WORK REQUIRED – Find the lines of data that contain the string "declassification", then list them.

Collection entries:
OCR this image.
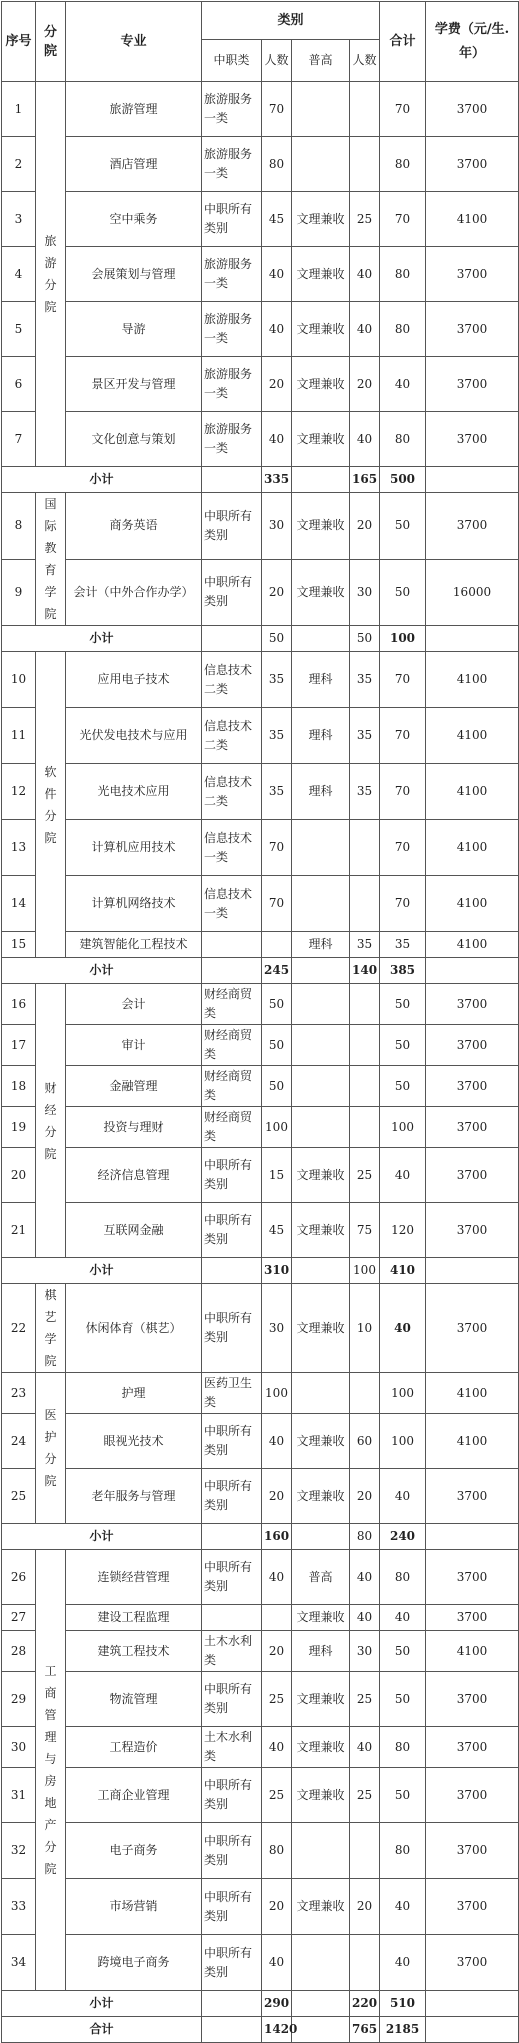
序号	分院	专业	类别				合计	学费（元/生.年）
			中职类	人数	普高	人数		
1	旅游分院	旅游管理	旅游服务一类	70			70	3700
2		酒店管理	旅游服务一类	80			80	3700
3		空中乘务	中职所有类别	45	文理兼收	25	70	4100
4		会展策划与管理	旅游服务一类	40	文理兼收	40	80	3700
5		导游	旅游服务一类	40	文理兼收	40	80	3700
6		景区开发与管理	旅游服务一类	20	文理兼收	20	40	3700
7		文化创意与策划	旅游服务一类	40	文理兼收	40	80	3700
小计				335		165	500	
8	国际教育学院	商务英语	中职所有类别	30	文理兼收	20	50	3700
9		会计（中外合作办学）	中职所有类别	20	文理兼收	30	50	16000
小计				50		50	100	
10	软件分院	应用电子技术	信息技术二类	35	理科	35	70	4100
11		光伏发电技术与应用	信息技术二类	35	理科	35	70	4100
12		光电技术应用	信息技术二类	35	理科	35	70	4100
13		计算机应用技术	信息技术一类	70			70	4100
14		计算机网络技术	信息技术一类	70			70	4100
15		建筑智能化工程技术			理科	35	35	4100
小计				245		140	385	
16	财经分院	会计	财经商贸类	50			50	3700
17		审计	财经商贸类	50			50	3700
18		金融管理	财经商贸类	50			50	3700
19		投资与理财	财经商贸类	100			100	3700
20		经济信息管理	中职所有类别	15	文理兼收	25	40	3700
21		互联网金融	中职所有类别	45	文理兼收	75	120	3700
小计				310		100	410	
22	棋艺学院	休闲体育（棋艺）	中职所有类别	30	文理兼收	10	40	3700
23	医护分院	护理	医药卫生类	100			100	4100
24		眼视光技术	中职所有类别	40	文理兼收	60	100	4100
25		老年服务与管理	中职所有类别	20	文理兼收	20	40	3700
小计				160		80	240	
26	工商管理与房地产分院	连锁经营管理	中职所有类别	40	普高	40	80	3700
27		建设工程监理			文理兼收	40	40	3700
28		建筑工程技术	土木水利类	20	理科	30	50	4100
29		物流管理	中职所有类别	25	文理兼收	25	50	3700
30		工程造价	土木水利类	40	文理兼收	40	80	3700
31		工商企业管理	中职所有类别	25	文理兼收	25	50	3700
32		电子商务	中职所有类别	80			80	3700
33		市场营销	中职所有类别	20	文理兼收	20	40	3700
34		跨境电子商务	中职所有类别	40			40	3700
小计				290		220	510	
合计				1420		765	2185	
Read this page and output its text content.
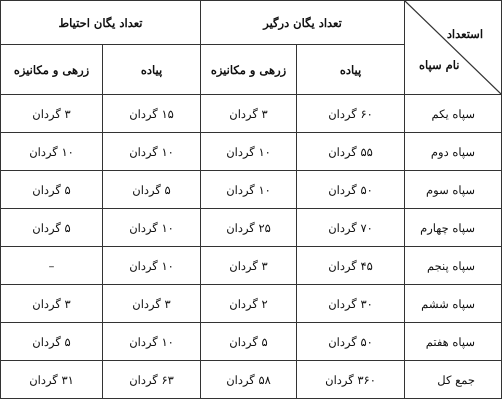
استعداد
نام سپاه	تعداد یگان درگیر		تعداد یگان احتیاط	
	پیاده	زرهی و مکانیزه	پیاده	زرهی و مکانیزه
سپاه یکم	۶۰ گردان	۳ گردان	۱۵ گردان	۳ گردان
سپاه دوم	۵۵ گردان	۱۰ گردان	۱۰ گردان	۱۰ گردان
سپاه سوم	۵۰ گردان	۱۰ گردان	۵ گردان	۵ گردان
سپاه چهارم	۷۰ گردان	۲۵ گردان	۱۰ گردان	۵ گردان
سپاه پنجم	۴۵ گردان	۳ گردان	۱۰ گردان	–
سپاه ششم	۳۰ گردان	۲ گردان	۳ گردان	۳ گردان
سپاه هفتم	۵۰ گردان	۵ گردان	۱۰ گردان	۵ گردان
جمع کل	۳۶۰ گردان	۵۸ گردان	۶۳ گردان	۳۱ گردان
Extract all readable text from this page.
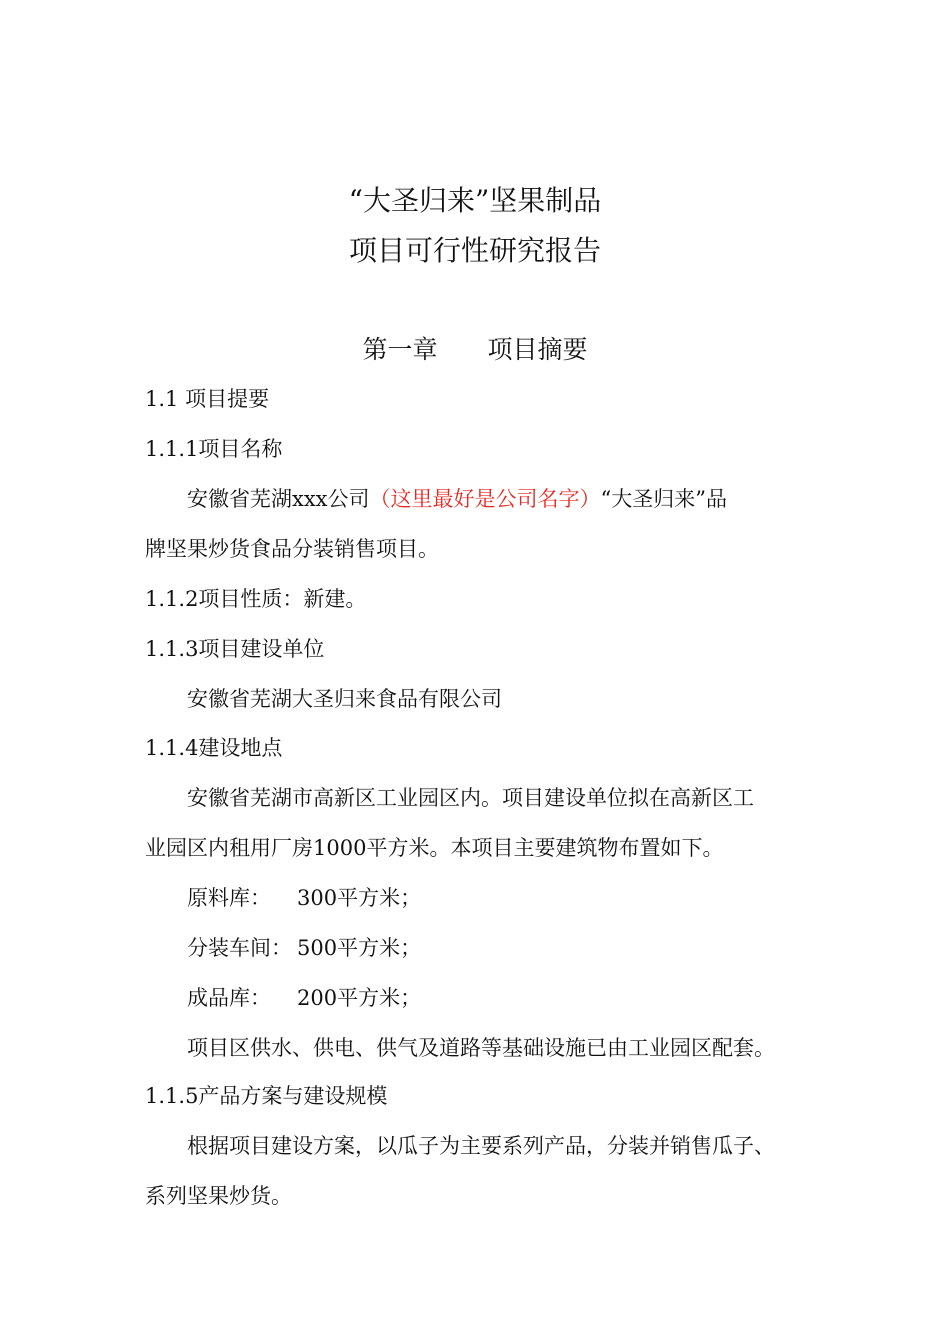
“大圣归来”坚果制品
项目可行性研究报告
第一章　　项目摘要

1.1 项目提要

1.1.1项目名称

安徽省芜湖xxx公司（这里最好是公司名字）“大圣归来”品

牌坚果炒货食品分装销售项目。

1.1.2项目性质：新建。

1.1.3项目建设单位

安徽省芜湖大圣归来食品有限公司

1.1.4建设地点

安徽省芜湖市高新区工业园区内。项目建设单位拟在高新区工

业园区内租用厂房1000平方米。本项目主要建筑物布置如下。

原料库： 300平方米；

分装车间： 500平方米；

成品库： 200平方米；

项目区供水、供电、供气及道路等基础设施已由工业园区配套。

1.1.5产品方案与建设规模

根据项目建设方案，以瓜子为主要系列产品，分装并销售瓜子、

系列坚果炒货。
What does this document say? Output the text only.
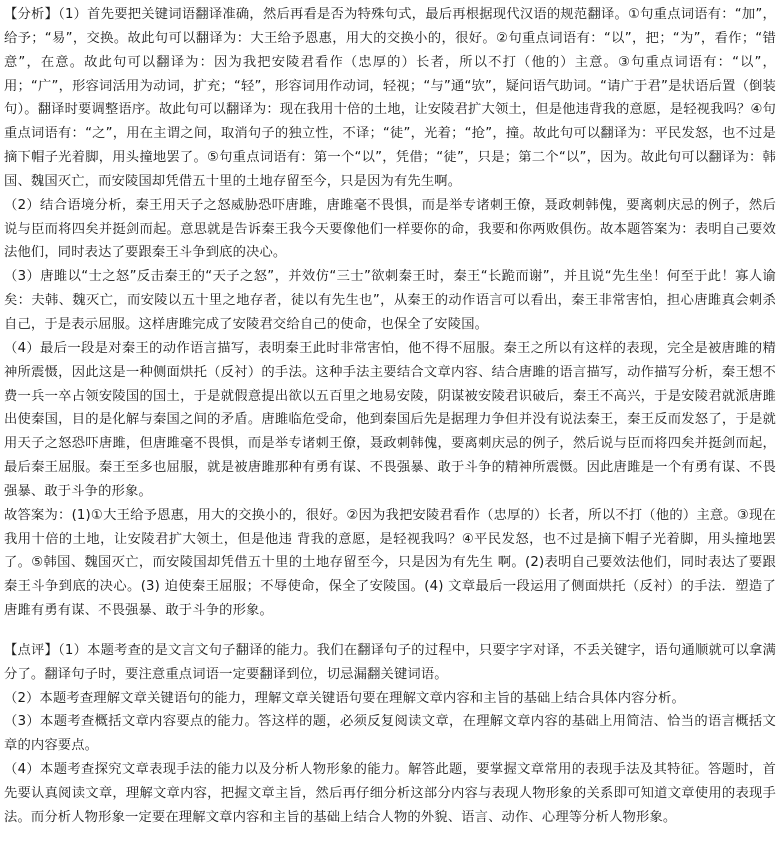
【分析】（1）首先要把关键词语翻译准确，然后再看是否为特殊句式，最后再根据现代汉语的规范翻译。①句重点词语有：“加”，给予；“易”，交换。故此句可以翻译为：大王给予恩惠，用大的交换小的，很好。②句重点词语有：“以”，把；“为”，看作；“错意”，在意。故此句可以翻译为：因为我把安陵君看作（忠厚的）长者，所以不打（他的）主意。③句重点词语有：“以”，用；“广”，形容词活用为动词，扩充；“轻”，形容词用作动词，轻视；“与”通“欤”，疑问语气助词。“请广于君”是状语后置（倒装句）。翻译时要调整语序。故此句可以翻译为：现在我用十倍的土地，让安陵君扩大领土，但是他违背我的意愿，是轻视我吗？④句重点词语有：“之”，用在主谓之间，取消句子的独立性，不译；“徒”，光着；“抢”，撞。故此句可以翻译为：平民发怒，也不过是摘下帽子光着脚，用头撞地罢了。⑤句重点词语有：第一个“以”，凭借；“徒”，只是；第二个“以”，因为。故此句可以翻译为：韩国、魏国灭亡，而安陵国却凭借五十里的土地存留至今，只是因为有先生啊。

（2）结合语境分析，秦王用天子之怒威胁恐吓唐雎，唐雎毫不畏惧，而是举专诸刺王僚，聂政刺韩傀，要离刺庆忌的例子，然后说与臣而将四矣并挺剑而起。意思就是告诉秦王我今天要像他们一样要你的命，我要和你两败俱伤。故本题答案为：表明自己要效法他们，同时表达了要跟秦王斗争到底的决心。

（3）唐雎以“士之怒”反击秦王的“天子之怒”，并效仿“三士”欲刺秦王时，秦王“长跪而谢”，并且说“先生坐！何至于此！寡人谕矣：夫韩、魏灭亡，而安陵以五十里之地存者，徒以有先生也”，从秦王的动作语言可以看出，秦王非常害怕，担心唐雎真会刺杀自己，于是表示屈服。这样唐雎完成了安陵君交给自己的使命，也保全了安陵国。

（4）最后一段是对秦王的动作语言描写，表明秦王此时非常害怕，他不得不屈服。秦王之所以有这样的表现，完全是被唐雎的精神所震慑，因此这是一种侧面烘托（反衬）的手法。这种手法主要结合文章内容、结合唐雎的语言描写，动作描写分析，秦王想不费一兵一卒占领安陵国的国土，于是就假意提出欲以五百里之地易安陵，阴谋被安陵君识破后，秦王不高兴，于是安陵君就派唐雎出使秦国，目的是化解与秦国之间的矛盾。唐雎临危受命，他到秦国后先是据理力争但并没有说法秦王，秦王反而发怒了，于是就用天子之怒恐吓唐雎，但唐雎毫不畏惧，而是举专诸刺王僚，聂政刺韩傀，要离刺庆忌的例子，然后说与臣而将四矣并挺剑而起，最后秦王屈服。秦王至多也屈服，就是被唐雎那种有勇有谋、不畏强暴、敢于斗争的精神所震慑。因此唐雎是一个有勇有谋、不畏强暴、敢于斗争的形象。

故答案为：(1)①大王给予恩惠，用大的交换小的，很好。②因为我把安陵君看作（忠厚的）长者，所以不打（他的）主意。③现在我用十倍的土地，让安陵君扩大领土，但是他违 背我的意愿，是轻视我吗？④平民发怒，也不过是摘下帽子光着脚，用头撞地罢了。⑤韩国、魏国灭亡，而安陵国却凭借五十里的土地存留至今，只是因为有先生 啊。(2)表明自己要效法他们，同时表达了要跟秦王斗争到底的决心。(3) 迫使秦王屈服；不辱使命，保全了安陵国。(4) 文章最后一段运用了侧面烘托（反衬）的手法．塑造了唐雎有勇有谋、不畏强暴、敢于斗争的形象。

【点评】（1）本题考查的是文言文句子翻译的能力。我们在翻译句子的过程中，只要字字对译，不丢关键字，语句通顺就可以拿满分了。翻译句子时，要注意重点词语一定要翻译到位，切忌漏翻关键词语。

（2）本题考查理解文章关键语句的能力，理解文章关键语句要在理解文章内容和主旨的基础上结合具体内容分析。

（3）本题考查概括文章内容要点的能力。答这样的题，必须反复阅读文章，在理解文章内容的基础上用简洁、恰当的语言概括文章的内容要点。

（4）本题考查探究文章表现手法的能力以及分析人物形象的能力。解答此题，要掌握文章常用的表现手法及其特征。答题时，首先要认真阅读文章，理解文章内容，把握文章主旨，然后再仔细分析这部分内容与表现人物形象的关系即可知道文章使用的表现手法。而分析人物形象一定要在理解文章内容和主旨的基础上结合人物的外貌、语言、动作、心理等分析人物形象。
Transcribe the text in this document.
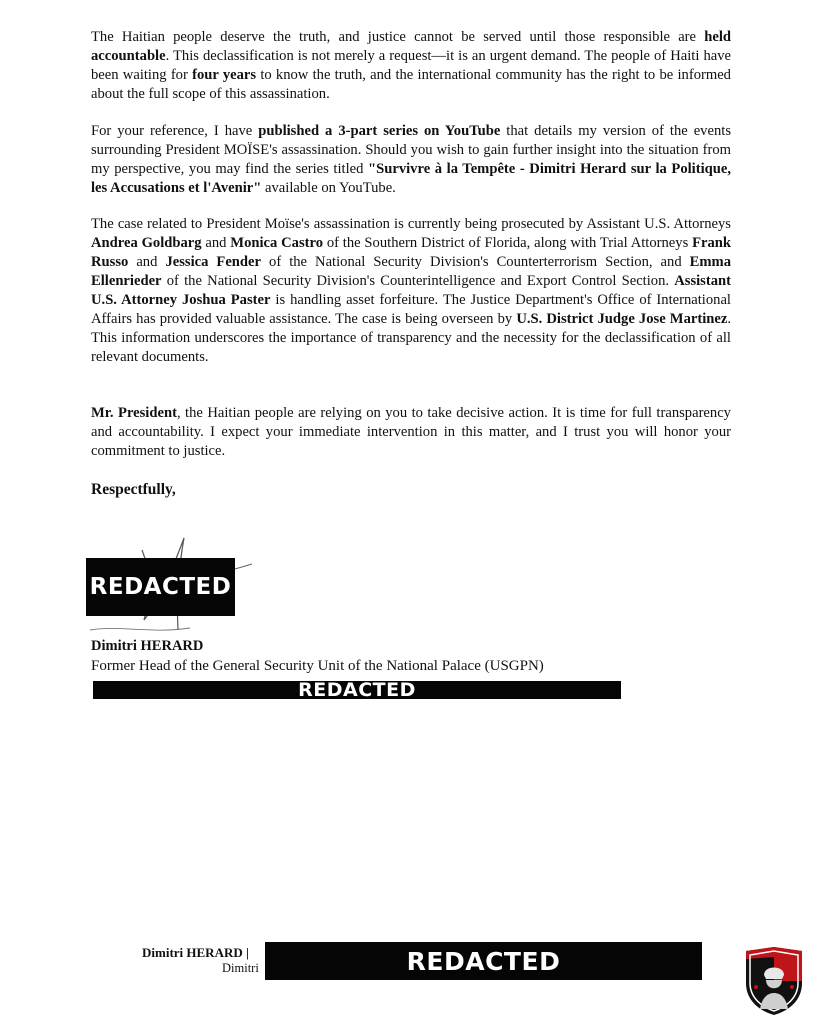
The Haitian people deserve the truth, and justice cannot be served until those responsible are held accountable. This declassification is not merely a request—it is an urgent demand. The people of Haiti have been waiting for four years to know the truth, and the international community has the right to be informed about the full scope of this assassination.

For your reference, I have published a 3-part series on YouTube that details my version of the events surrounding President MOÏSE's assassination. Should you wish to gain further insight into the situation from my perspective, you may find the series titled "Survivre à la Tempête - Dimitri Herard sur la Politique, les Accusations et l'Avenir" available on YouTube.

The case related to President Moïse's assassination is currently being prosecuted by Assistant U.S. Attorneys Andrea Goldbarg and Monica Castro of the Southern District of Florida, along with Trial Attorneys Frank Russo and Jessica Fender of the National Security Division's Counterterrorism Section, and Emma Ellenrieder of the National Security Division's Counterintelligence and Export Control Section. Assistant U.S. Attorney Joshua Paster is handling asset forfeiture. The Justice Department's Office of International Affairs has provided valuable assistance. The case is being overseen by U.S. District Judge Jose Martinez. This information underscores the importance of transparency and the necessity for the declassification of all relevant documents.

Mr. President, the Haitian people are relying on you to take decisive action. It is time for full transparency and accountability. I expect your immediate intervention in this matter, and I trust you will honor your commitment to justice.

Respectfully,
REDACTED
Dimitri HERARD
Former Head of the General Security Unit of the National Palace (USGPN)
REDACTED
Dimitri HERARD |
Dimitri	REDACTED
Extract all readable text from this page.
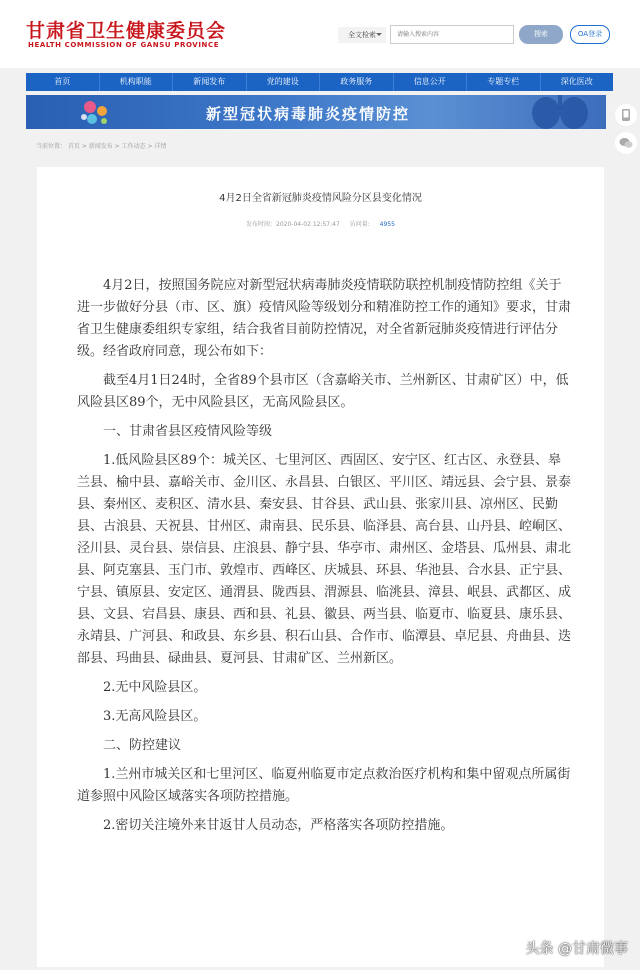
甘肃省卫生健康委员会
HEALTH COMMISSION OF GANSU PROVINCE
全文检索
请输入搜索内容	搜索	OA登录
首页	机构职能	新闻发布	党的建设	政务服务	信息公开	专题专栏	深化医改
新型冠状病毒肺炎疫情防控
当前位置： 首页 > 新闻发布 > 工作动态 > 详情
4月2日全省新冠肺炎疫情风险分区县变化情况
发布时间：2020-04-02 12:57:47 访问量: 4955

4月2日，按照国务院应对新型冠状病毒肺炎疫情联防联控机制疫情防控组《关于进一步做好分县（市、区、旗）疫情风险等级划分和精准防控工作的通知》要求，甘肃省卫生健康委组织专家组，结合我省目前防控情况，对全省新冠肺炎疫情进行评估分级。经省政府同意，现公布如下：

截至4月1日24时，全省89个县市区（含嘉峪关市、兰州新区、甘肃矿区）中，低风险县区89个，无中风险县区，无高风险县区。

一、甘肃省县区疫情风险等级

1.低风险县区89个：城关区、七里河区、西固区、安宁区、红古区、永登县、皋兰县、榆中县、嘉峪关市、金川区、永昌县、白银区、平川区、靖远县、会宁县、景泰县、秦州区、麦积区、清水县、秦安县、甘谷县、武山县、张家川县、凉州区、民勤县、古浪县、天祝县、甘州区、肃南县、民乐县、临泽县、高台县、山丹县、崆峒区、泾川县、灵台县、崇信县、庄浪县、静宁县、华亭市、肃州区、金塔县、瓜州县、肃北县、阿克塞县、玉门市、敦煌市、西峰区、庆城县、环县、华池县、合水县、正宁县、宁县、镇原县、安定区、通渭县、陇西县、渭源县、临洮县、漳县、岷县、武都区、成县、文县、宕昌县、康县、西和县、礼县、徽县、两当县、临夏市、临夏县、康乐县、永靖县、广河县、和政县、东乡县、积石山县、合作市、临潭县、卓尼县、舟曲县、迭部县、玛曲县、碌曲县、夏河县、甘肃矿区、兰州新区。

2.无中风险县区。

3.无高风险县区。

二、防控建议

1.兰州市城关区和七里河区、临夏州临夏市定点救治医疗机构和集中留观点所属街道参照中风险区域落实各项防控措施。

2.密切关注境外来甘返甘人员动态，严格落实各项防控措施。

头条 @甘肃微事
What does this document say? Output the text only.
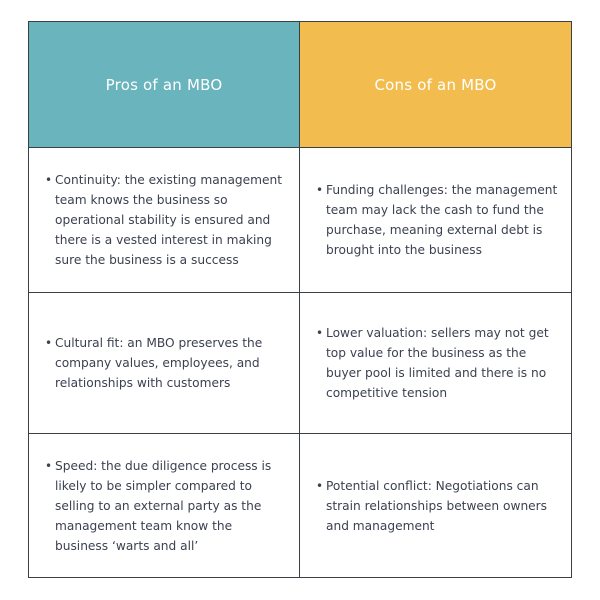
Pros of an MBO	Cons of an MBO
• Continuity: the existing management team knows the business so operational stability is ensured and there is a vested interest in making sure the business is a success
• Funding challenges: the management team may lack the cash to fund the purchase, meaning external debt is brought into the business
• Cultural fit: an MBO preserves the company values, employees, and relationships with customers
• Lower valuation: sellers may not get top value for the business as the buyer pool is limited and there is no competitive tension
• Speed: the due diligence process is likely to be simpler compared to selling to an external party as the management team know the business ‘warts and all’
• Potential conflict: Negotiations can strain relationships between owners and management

OUTPUT BELOW –
The Haitian people deserve the truth, and justice cannot be served until those responsible are held accountable. This declassification is not merely a request—it is an urgent demand. The people of Haiti have been waiting for four years to know the truth, and the international community has the right to be informed about the full scope of this assassination.
The case related to President Moïse's assassination is currently being prosecuted by Assistant U.S. Attorneys Andrea Goldbarg and Monica Castro of the Southern District of Florida, along with Trial Attorneys Frank Russo and Jessica Fender of the National Security Division's Counterterrorism Section, and Emma Ellenrieder of the National Security Division's Counterintelligence and Export Control Section. Assistant U.S. Attorney Joshua Paster is handling asset forfeiture. The Justice Department's Office of International Affairs has provided valuable assistance. The case is being overseen by U.S. District Judge Jose Martinez. This information underscores the importance of transparency and the necessity for the declassification of all relevant documents.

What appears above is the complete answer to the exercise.